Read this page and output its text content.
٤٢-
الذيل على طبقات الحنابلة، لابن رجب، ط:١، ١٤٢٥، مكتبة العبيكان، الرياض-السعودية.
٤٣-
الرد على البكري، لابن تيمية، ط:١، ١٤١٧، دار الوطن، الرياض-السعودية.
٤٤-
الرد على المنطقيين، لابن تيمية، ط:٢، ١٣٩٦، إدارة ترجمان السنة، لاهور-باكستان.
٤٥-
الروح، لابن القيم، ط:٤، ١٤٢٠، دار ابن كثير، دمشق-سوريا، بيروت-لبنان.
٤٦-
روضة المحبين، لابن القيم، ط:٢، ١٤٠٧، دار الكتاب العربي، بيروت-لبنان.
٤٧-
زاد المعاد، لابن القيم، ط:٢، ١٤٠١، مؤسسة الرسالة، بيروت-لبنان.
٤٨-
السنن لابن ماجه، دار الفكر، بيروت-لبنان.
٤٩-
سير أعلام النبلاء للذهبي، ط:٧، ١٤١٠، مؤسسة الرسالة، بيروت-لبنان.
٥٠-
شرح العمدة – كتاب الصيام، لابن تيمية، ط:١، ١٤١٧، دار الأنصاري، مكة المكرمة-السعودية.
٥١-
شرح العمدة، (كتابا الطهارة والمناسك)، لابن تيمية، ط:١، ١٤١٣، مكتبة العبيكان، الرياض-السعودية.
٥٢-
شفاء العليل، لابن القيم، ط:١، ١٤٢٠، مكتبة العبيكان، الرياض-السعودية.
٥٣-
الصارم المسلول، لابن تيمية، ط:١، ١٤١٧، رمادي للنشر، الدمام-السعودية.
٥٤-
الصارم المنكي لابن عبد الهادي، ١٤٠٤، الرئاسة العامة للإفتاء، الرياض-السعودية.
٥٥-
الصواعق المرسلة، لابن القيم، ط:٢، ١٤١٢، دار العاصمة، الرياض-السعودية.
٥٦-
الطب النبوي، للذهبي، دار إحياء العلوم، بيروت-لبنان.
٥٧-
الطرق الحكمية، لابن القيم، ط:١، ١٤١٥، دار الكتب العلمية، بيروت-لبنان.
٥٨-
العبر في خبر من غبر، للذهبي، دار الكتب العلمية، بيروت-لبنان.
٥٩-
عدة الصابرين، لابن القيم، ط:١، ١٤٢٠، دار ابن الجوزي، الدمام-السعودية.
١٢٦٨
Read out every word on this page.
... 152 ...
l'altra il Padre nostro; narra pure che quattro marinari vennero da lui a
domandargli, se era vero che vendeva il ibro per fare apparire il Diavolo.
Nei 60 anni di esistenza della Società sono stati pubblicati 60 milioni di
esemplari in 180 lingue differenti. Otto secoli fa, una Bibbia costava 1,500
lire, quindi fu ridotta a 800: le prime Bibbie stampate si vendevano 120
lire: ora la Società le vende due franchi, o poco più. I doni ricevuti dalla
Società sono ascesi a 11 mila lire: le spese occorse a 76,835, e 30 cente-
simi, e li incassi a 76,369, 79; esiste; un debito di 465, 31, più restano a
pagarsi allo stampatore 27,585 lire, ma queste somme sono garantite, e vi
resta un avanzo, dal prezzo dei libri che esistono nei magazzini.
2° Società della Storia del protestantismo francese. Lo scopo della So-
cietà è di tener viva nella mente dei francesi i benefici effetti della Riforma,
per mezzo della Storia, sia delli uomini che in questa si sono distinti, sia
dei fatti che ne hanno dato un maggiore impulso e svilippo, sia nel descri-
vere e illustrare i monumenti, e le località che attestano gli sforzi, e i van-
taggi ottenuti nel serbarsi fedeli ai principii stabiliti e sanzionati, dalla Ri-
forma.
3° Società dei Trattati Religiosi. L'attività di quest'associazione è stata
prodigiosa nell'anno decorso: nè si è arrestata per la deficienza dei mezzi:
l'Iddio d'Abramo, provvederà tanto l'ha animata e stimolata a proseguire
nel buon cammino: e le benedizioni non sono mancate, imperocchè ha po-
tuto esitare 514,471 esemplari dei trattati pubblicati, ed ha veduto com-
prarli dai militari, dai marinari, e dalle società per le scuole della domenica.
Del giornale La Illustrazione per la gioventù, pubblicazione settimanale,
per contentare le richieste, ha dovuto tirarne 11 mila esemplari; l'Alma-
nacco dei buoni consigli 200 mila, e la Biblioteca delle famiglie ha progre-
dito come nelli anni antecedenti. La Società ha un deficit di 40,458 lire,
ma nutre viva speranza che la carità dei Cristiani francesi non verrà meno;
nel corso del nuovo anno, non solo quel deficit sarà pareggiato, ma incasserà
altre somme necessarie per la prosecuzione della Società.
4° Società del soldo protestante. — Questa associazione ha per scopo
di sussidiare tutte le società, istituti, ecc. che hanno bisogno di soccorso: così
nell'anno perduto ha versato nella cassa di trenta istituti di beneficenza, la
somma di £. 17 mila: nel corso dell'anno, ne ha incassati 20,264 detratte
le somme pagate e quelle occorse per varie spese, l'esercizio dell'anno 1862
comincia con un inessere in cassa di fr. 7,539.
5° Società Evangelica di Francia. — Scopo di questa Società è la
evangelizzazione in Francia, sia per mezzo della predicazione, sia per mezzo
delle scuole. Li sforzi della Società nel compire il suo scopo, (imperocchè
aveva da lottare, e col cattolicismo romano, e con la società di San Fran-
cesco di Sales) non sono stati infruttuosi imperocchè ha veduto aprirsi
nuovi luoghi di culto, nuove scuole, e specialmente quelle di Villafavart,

----

**WHAT THE TASK ASKS:** Your task is to gather every line with the word "stati" and copy it.

**EXERCISE ANSWER:**
Nei 60 anni di esistenza della Società sono stati pubblicati 60 milioni di
cesco di Sales) non sono stati infruttuosi imperocchè ha veduto aprirsi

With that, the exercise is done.